→ Exercise task
Pick out all lines in the listing holding the string "FOMC" and copy them.

Figure record extracts
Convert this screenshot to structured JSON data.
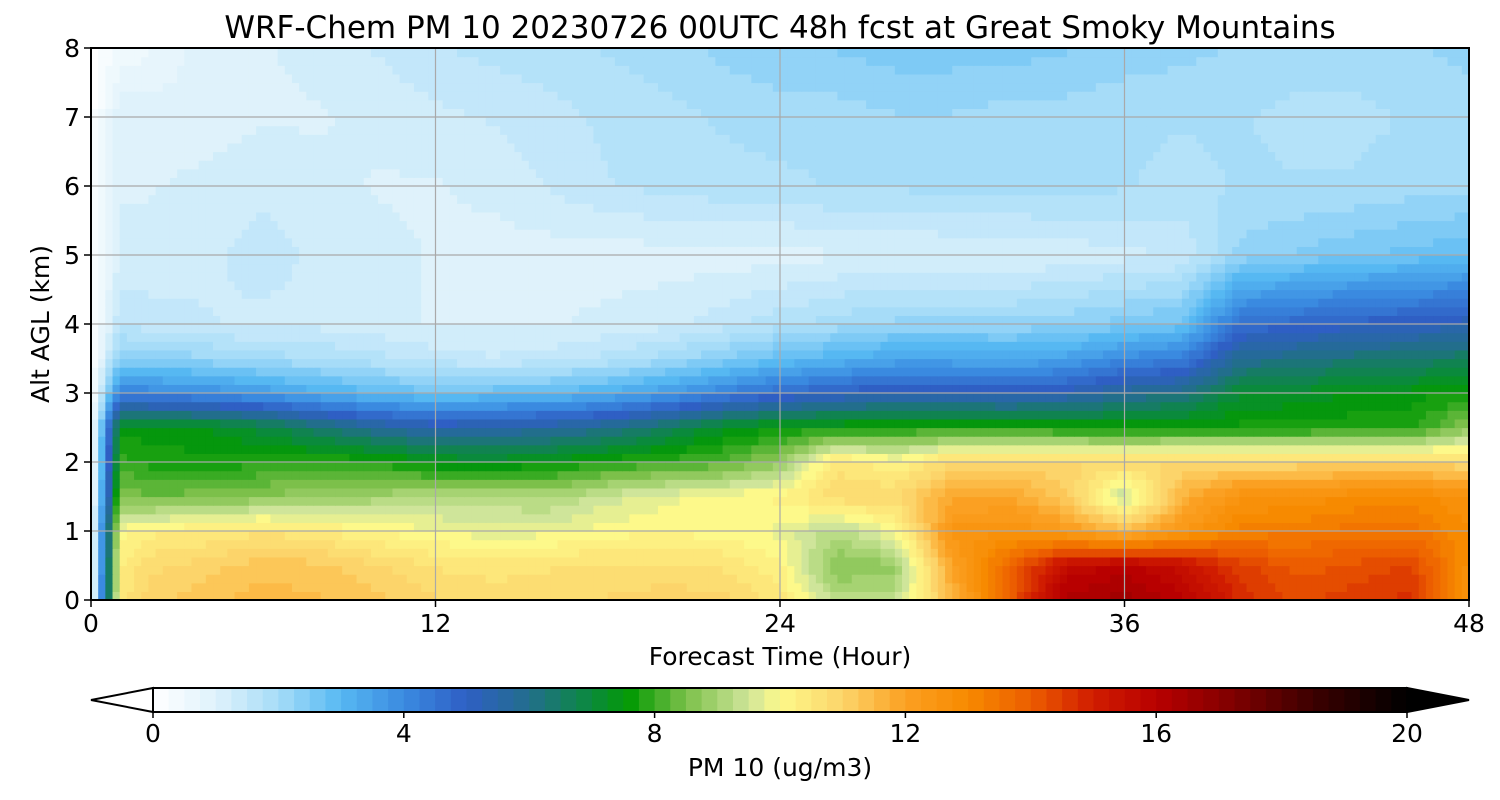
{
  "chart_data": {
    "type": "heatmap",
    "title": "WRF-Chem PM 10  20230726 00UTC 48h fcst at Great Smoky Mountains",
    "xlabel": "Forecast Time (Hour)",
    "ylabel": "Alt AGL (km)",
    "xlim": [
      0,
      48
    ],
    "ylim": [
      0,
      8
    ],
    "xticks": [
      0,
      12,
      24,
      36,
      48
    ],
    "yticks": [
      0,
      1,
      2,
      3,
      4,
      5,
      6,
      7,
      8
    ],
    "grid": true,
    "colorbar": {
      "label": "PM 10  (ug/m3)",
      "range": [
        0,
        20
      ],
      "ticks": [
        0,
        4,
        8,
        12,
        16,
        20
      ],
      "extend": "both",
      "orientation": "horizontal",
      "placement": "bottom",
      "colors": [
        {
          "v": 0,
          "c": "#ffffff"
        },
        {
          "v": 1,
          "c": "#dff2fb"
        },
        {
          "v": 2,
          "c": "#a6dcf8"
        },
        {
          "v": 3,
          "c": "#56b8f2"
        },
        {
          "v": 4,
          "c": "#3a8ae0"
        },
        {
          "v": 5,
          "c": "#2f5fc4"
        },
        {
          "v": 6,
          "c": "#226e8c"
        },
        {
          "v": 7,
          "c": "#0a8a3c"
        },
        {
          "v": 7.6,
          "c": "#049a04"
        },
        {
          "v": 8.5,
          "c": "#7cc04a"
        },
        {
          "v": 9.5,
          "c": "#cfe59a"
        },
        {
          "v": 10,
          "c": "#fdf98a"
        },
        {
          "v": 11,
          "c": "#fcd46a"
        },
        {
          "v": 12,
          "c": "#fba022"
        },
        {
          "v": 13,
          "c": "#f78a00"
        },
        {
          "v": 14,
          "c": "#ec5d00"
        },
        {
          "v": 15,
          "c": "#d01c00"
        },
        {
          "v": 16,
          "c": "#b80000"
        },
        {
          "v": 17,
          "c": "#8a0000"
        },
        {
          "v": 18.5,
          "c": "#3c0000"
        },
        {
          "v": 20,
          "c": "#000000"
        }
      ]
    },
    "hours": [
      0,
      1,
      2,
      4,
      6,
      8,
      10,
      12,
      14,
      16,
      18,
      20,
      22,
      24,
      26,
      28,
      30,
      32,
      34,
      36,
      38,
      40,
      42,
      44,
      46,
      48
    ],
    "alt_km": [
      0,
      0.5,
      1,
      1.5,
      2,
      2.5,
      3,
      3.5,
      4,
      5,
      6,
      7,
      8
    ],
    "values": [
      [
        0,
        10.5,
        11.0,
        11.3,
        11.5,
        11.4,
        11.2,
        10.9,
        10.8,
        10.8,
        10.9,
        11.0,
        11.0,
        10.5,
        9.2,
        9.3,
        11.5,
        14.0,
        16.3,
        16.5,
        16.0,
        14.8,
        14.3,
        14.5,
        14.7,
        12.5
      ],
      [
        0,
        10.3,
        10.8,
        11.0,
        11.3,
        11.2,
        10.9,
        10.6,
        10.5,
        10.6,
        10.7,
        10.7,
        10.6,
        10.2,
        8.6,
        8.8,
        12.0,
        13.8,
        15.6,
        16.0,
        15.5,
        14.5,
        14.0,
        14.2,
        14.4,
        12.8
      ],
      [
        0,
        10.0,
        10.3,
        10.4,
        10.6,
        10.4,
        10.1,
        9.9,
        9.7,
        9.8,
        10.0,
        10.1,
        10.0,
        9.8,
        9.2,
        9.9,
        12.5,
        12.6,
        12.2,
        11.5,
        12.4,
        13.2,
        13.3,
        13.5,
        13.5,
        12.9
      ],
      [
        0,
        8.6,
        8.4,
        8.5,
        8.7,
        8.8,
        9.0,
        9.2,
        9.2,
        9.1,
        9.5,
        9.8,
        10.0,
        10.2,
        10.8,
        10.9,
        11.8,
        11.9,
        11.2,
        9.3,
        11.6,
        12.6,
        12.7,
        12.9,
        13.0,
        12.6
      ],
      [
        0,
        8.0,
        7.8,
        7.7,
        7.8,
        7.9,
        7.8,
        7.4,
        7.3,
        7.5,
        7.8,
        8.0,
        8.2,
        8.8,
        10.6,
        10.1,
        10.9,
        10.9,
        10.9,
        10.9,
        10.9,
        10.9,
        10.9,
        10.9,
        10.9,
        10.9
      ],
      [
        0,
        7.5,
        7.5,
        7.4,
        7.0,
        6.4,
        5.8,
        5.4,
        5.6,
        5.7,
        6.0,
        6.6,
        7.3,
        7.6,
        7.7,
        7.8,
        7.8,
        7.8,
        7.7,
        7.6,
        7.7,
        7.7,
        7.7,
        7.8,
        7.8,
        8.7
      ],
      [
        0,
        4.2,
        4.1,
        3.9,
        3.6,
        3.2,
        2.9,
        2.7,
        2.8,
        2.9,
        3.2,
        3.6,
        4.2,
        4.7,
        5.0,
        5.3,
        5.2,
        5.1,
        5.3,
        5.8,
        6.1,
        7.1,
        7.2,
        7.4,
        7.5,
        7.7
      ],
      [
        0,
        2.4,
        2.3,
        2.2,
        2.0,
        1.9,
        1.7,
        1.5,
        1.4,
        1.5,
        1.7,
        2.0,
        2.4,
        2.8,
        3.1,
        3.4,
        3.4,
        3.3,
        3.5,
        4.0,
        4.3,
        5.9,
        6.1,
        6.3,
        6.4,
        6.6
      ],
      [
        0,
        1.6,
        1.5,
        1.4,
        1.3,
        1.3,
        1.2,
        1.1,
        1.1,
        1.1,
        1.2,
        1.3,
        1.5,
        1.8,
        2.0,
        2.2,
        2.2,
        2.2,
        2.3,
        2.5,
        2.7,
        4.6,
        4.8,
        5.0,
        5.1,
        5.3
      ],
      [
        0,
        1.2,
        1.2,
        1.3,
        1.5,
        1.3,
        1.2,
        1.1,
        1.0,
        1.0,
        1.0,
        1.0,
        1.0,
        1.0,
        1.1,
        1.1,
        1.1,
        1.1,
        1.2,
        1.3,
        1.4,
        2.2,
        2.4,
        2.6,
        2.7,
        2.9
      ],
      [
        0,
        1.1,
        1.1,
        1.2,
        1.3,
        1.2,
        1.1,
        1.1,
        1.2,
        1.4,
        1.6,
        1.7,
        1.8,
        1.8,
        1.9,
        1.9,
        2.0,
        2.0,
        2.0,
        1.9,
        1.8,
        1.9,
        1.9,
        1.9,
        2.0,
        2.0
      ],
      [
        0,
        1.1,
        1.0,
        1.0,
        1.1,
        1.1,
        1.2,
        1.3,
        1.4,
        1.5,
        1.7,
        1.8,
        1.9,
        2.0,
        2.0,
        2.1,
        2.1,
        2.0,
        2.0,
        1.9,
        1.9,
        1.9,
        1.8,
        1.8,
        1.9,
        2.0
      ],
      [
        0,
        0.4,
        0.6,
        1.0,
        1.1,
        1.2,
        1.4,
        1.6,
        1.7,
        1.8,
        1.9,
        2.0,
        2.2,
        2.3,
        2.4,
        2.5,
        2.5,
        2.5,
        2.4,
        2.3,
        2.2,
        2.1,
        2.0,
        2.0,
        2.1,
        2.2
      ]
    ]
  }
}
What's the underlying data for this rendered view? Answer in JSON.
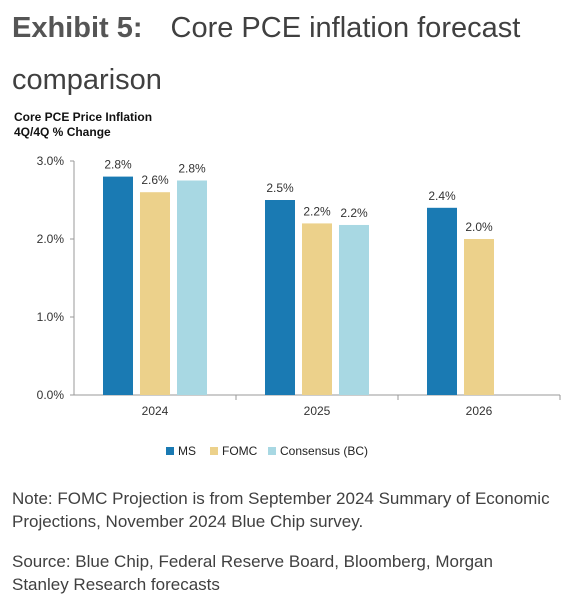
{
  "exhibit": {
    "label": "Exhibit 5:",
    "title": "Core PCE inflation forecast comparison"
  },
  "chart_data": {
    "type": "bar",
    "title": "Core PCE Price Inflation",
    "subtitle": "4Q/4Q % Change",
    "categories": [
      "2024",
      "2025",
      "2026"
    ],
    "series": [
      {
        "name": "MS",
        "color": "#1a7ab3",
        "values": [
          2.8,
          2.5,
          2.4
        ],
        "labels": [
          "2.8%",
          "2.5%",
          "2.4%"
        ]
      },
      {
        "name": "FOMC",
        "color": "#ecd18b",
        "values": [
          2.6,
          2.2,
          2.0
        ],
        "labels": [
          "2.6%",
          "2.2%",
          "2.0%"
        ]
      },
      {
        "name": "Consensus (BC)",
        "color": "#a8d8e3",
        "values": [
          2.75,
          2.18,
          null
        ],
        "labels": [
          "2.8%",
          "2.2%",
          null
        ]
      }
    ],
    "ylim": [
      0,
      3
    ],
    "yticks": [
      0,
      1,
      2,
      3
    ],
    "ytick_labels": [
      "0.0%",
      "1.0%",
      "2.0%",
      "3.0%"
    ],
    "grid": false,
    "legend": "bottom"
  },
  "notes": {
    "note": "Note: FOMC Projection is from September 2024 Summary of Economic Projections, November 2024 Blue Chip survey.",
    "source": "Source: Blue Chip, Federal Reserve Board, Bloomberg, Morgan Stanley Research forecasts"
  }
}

→ Complete answer
        "name": "FOMC",
    "note": "Note: FOMC Projection is from September 2024 Summary of Economic Projections, November 2024 Blue Chip survey.",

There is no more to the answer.